* Requirements
Leave the pictures out, and retype all of the material exactly as written.

** BEGIN Supplied data **

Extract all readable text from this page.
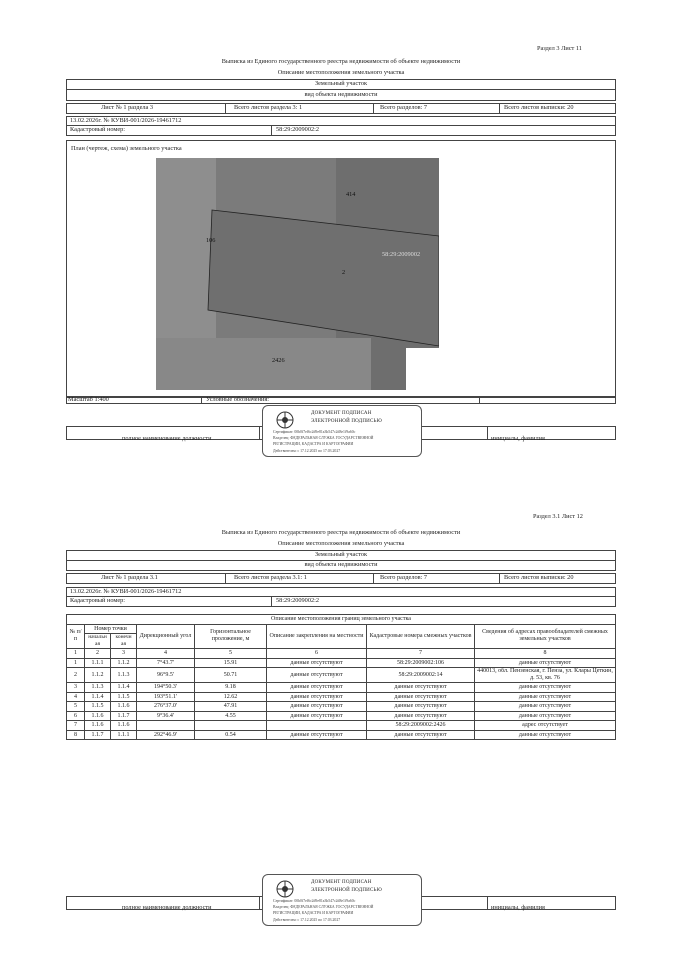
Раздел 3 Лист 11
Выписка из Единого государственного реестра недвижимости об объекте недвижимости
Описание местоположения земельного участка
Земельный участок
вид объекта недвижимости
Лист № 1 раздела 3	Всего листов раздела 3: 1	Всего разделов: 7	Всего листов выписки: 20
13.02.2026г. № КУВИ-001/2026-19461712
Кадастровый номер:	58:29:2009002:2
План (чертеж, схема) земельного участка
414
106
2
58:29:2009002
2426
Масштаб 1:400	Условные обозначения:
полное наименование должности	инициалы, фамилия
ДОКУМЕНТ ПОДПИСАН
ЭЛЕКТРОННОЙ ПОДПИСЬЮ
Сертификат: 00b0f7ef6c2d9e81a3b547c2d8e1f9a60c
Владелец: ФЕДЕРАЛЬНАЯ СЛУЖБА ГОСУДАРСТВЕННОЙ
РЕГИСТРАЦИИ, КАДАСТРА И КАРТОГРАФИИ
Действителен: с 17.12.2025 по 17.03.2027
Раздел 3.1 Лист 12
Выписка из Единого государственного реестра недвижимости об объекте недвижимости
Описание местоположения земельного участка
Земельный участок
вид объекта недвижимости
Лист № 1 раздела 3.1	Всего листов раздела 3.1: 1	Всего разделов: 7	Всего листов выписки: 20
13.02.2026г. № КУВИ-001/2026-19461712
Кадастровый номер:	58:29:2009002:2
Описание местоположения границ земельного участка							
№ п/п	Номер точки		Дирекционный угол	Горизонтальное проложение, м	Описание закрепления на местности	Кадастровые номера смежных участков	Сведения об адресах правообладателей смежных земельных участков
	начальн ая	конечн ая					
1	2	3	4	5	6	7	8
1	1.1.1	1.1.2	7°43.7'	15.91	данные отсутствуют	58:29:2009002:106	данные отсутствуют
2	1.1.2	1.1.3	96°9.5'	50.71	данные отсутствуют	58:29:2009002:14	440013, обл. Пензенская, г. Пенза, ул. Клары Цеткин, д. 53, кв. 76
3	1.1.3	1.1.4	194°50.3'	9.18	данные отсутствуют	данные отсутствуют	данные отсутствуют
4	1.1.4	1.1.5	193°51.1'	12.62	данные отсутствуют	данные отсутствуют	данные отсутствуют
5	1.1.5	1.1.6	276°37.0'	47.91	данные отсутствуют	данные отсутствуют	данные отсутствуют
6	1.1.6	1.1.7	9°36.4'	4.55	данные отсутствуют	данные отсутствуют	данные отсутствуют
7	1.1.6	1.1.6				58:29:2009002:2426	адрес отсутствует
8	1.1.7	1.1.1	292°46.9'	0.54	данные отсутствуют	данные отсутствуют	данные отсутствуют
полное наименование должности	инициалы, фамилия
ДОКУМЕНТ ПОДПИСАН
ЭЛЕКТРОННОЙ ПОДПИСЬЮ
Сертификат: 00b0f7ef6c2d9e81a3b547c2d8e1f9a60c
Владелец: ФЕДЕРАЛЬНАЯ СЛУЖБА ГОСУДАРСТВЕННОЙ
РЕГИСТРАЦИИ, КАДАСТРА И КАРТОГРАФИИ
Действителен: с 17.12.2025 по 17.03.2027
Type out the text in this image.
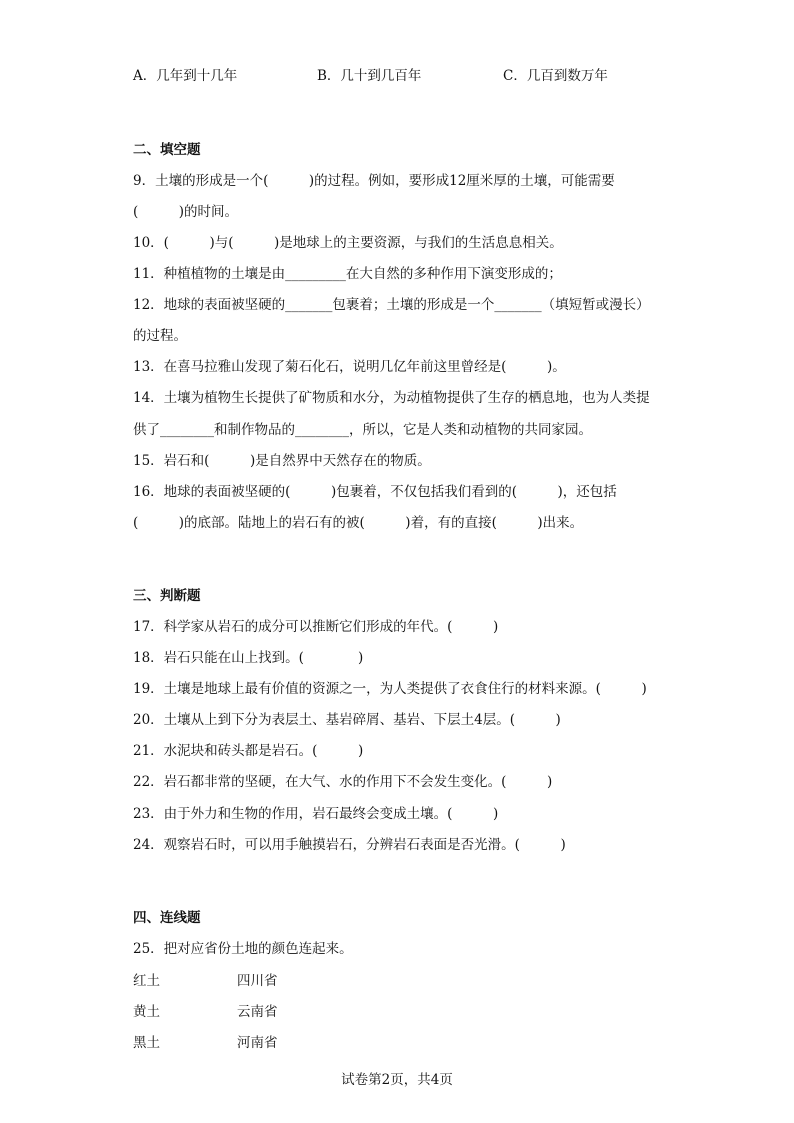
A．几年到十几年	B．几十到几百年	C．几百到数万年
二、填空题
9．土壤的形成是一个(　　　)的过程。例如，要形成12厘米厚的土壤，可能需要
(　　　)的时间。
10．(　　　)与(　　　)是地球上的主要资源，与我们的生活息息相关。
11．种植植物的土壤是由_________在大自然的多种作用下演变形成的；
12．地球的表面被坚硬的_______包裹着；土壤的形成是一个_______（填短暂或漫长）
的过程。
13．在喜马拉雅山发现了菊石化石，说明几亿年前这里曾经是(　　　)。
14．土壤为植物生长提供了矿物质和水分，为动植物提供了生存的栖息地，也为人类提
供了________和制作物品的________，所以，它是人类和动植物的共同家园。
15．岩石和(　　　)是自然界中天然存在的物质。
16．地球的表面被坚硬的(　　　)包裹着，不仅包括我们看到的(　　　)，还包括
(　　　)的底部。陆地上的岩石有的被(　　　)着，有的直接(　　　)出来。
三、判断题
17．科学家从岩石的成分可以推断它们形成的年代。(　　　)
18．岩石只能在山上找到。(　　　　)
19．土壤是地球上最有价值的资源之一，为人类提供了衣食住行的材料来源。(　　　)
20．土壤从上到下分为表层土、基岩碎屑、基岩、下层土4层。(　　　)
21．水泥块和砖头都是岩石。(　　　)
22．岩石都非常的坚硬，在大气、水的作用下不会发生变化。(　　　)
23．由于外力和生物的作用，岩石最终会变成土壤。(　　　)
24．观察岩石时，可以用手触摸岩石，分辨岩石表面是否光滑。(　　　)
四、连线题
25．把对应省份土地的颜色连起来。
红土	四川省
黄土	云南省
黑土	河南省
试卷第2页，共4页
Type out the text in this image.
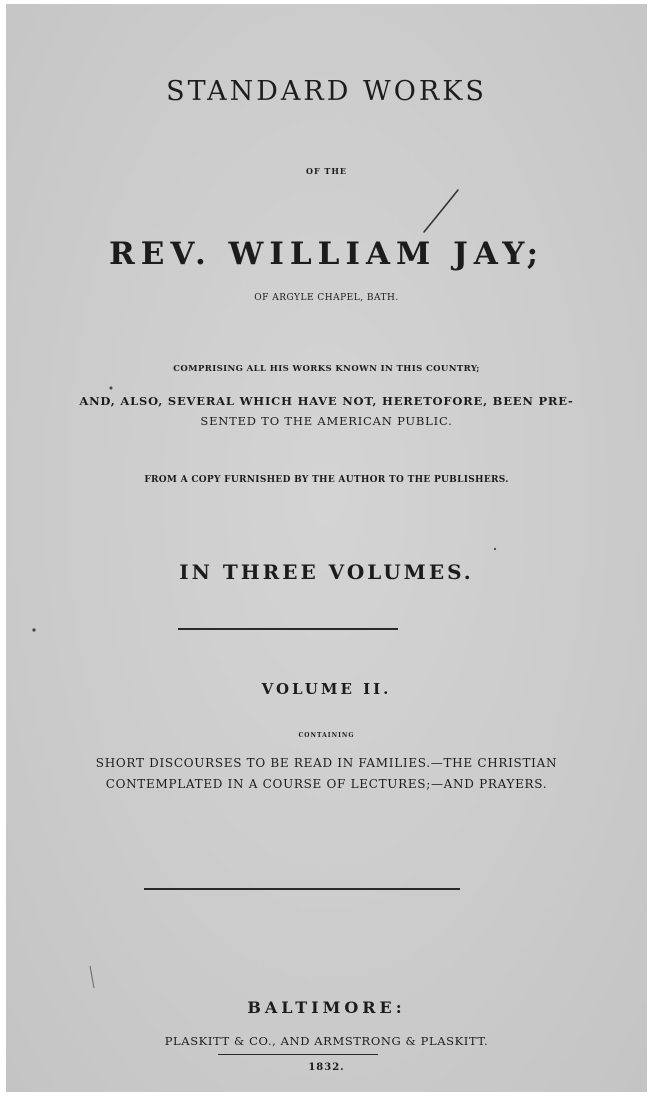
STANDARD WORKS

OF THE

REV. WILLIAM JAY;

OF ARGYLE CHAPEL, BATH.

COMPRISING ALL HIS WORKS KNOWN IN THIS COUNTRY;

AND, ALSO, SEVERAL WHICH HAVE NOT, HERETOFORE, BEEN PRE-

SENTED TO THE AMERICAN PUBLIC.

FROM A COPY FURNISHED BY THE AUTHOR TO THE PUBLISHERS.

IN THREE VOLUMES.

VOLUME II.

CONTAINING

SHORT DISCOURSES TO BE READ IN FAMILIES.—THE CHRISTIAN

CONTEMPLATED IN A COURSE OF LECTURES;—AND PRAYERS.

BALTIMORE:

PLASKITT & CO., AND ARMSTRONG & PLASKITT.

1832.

** END Supplied data **

* Correct response
Extract all readable text from this page.
Раздел 3 Лист 11
Выписка из Единого государственного реестра недвижимости об объекте недвижимости
Описание местоположения земельного участка
Земельный участок
вид объекта недвижимости
Лист № 1 раздела 3	Всего листов раздела 3: 1	Всего разделов: 7	Всего листов выписки: 20
13.02.2026г. № КУВИ-001/2026-19461712
Кадастровый номер:	58:29:2009002:2
План (чертеж, схема) земельного участка
414
106
2
58:29:2009002
2426
Масштаб 1:400	Условные обозначения:
полное наименование должности	инициалы, фамилия
ДОКУМЕНТ ПОДПИСАН
ЭЛЕКТРОННОЙ ПОДПИСЬЮ
Сертификат: 00b0f7ef6c2d9e81a3b547c2d8e1f9a60c
Владелец: ФЕДЕРАЛЬНАЯ СЛУЖБА ГОСУДАРСТВЕННОЙ
РЕГИСТРАЦИИ, КАДАСТРА И КАРТОГРАФИИ
Действителен: с 17.12.2025 по 17.03.2027
Раздел 3.1 Лист 12
Выписка из Единого государственного реестра недвижимости об объекте недвижимости
Описание местоположения земельного участка
Земельный участок
вид объекта недвижимости
Лист № 1 раздела 3.1	Всего листов раздела 3.1: 1	Всего разделов: 7	Всего листов выписки: 20
13.02.2026г. № КУВИ-001/2026-19461712
Кадастровый номер:	58:29:2009002:2
Описание местоположения границ земельного участка							
№ п/п	Номер точки		Дирекционный угол	Горизонтальное проложение, м	Описание закрепления на местности	Кадастровые номера смежных участков	Сведения об адресах правообладателей смежных земельных участков
	начальн ая	конечн ая					
1	2	3	4	5	6	7	8
1	1.1.1	1.1.2	7°43.7'	15.91	данные отсутствуют	58:29:2009002:106	данные отсутствуют
2	1.1.2	1.1.3	96°9.5'	50.71	данные отсутствуют	58:29:2009002:14	440013, обл. Пензенская, г. Пенза, ул. Клары Цеткин, д. 53, кв. 76
3	1.1.3	1.1.4	194°50.3'	9.18	данные отсутствуют	данные отсутствуют	данные отсутствуют
4	1.1.4	1.1.5	193°51.1'	12.62	данные отсутствуют	данные отсутствуют	данные отсутствуют
5	1.1.5	1.1.6	276°37.0'	47.91	данные отсутствуют	данные отсутствуют	данные отсутствуют
6	1.1.6	1.1.7	9°36.4'	4.55	данные отсутствуют	данные отсутствуют	данные отсутствуют
7	1.1.6	1.1.6				58:29:2009002:2426	адрес отсутствует
8	1.1.7	1.1.1	292°46.9'	0.54	данные отсутствуют	данные отсутствуют	данные отсутствуют
полное наименование должности	инициалы, фамилия
ДОКУМЕНТ ПОДПИСАН
ЭЛЕКТРОННОЙ ПОДПИСЬЮ
Сертификат: 00b0f7ef6c2d9e81a3b547c2d8e1f9a60c
Владелец: ФЕДЕРАЛЬНАЯ СЛУЖБА ГОСУДАРСТВЕННОЙ
РЕГИСТРАЦИИ, КАДАСТРА И КАРТОГРАФИИ
Действителен: с 17.12.2025 по 17.03.2027
Type out the text in this image.
A．几年到十几年	B．几十到几百年	C．几百到数万年
二、填空题
9．土壤的形成是一个(　　　)的过程。例如，要形成12厘米厚的土壤，可能需要
(　　　)的时间。
10．(　　　)与(　　　)是地球上的主要资源，与我们的生活息息相关。
11．种植植物的土壤是由_________在大自然的多种作用下演变形成的；
12．地球的表面被坚硬的_______包裹着；土壤的形成是一个_______（填短暂或漫长）
的过程。
13．在喜马拉雅山发现了菊石化石，说明几亿年前这里曾经是(　　　)。
14．土壤为植物生长提供了矿物质和水分，为动植物提供了生存的栖息地，也为人类提
供了________和制作物品的________，所以，它是人类和动植物的共同家园。
15．岩石和(　　　)是自然界中天然存在的物质。
16．地球的表面被坚硬的(　　　)包裹着，不仅包括我们看到的(　　　)，还包括
(　　　)的底部。陆地上的岩石有的被(　　　)着，有的直接(　　　)出来。
三、判断题
17．科学家从岩石的成分可以推断它们形成的年代。(　　　)
18．岩石只能在山上找到。(　　　　)
19．土壤是地球上最有价值的资源之一，为人类提供了衣食住行的材料来源。(　　　)
20．土壤从上到下分为表层土、基岩碎屑、基岩、下层土4层。(　　　)
21．水泥块和砖头都是岩石。(　　　)
22．岩石都非常的坚硬，在大气、水的作用下不会发生变化。(　　　)
23．由于外力和生物的作用，岩石最终会变成土壤。(　　　)
24．观察岩石时，可以用手触摸岩石，分辨岩石表面是否光滑。(　　　)
四、连线题
25．把对应省份土地的颜色连起来。
红土	四川省
黄土	云南省
黑土	河南省
试卷第2页，共4页
Type out the text in this image.
STANDARD WORKS

OF THE

REV. WILLIAM JAY;

OF ARGYLE CHAPEL, BATH.

COMPRISING ALL HIS WORKS KNOWN IN THIS COUNTRY;

AND, ALSO, SEVERAL WHICH HAVE NOT, HERETOFORE, BEEN PRE-

SENTED TO THE AMERICAN PUBLIC.

FROM A COPY FURNISHED BY THE AUTHOR TO THE PUBLISHERS.

IN THREE VOLUMES.

VOLUME II.

CONTAINING

SHORT DISCOURSES TO BE READ IN FAMILIES.—THE CHRISTIAN

CONTEMPLATED IN A COURSE OF LECTURES;—AND PRAYERS.

BALTIMORE:

PLASKITT & CO., AND ARMSTRONG & PLASKITT.

1832.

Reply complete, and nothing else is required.